_Given records:_

** Start **

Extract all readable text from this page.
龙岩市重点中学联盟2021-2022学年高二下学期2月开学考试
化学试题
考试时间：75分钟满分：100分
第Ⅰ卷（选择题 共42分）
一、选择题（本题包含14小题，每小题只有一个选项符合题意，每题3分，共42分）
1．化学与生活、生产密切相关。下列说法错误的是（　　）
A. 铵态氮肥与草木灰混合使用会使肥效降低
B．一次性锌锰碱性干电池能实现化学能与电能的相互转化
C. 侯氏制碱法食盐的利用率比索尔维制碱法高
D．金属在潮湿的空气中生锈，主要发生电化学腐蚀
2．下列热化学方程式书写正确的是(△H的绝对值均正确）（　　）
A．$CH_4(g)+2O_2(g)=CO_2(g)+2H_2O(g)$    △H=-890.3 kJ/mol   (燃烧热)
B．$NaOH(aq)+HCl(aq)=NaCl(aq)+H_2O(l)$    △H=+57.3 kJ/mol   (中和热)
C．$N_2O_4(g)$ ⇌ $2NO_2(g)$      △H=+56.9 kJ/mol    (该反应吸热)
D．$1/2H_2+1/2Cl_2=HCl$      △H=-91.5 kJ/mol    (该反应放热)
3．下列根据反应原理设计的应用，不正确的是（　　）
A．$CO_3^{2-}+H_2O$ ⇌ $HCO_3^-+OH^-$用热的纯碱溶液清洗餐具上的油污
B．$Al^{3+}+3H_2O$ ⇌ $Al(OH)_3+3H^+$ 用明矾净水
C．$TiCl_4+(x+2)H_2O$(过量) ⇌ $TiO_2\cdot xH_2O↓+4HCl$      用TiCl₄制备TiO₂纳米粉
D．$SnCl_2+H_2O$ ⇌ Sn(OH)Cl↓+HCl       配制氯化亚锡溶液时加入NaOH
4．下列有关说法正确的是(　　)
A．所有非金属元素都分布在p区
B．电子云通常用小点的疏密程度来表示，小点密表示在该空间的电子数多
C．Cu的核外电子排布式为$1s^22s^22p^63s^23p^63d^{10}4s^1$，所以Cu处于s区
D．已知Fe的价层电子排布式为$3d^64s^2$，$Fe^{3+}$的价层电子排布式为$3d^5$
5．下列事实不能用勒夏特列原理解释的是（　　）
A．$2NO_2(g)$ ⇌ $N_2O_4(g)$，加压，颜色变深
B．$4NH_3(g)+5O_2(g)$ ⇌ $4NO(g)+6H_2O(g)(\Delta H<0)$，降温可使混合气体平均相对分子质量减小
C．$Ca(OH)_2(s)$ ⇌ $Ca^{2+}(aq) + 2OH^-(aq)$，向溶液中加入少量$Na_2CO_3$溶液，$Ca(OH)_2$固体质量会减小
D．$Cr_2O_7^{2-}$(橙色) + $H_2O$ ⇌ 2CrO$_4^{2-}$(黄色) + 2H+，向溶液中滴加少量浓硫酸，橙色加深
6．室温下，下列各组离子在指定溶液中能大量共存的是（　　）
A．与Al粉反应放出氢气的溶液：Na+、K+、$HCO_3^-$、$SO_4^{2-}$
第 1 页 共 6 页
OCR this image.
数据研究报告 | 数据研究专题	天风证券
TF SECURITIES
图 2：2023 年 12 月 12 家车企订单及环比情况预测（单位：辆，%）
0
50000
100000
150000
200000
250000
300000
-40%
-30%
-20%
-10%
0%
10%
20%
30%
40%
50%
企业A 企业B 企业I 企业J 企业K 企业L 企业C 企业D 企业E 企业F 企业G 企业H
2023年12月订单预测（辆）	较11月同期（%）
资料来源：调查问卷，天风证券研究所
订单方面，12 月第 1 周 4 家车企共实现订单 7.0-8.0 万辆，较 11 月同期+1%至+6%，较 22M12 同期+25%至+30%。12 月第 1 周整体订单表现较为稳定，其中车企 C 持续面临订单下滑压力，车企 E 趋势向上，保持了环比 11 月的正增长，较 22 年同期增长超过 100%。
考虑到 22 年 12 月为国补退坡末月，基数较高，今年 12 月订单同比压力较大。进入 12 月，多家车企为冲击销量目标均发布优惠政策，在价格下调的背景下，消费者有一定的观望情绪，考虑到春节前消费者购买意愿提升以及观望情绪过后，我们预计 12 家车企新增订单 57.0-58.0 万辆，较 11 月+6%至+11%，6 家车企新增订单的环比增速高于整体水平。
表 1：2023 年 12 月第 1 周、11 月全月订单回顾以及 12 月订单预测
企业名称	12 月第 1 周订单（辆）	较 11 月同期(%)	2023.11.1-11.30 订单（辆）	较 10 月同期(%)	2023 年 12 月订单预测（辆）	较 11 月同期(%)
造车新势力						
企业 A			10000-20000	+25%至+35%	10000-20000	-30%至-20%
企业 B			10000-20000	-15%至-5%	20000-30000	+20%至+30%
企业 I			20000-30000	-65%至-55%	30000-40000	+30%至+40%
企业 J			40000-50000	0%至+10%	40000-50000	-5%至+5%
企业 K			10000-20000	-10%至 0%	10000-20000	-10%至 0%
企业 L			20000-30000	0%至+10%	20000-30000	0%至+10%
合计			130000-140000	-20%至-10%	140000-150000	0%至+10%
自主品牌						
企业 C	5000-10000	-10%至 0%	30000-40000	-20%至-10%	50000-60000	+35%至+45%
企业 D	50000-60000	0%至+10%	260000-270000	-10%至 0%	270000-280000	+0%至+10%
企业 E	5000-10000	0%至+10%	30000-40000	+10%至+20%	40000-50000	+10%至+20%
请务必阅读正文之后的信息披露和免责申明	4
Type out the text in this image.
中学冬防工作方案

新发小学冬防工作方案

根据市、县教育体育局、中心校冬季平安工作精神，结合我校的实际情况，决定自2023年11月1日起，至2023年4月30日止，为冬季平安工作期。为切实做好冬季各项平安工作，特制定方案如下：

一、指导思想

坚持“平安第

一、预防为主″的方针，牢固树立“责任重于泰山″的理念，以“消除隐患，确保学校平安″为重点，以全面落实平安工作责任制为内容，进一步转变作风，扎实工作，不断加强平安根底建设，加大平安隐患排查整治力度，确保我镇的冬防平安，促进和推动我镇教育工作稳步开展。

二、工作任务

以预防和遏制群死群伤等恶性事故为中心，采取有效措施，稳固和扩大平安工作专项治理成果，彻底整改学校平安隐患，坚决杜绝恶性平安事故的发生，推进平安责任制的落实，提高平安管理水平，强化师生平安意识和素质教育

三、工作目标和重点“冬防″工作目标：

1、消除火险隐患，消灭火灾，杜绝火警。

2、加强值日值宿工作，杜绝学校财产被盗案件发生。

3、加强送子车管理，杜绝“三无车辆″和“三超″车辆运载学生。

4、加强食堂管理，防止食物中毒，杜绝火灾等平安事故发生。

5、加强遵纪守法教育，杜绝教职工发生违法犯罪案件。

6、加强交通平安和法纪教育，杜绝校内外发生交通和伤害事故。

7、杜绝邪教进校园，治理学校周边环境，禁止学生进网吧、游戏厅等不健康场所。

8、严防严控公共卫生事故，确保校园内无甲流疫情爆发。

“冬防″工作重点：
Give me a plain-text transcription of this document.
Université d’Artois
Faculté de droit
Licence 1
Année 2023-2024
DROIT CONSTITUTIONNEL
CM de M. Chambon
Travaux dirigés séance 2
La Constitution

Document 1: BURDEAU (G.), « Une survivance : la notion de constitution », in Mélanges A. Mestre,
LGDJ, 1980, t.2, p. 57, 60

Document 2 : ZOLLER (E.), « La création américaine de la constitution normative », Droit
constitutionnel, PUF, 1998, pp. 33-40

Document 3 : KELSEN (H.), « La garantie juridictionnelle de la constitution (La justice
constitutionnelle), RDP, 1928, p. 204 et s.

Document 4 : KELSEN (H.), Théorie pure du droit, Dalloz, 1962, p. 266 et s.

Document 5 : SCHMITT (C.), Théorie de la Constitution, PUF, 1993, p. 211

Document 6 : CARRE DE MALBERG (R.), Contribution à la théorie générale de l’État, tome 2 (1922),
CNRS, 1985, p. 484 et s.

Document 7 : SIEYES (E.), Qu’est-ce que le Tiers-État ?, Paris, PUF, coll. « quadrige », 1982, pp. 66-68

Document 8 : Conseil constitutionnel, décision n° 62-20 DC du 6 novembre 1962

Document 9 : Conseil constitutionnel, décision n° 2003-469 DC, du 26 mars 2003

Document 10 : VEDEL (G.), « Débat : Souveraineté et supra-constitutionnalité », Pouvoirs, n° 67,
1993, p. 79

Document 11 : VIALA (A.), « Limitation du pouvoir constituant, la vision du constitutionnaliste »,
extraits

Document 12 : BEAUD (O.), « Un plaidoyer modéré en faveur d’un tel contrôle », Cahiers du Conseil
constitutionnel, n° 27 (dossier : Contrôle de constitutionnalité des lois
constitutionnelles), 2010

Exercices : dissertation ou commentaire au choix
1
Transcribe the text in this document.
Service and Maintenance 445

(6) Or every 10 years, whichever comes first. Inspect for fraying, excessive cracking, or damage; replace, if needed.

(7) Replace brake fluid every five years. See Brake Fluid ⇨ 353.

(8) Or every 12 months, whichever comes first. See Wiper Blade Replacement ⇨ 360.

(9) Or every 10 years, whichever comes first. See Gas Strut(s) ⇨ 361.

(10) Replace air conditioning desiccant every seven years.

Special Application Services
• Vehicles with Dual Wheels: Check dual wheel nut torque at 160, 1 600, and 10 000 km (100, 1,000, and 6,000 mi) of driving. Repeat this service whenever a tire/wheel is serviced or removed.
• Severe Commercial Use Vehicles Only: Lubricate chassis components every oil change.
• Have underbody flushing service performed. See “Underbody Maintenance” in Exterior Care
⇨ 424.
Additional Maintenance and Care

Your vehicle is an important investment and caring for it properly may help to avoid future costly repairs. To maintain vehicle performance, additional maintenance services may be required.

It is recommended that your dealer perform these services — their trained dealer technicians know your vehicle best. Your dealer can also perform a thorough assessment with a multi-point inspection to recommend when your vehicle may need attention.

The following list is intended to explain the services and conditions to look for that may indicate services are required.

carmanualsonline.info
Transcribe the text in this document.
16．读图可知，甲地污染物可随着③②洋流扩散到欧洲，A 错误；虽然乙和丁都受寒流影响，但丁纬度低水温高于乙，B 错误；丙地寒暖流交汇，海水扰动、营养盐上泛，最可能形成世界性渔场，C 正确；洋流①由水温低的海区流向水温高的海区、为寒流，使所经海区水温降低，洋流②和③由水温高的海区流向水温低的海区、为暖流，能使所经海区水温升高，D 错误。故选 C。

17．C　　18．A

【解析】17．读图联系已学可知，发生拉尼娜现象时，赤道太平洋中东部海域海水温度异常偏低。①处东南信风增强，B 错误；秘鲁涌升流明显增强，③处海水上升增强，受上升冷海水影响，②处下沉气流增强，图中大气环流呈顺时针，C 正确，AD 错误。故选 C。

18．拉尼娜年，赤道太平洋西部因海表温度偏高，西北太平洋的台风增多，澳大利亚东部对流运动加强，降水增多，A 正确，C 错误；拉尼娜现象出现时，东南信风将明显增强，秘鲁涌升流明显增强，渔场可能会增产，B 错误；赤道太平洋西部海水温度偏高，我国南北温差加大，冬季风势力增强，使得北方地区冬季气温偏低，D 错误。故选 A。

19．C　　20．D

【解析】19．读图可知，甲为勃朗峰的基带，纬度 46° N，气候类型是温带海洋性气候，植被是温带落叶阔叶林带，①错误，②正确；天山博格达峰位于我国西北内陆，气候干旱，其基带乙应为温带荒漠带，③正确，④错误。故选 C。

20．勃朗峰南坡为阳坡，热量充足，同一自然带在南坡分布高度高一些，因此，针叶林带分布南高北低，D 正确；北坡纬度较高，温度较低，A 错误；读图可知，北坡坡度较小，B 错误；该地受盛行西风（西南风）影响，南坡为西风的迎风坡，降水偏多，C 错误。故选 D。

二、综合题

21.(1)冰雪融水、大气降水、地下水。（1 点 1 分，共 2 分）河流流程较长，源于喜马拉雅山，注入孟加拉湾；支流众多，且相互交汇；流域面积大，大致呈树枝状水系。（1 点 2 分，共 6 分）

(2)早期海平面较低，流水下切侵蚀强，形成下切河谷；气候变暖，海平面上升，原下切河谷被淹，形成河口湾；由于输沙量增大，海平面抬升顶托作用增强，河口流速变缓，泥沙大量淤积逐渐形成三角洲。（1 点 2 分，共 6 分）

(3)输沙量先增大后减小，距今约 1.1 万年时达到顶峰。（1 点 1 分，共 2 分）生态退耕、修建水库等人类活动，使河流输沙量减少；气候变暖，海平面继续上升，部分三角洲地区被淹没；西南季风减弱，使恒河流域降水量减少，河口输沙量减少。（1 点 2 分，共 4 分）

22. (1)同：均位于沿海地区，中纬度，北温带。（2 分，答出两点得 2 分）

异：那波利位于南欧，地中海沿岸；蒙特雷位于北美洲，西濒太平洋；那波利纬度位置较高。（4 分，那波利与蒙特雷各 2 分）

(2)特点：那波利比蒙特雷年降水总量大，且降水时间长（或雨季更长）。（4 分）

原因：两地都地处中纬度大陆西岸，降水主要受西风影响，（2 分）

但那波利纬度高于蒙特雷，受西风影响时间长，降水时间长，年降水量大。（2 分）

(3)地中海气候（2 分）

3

** End **

_Task description:_ Filter the entries down to the lines with the word "décision" in them.

_Response to the task:_
Document 8 : Conseil constitutionnel, décision n° 62-20 DC du 6 novembre 1962
Document 9 : Conseil constitutionnel, décision n° 2003-469 DC, du 26 mars 2003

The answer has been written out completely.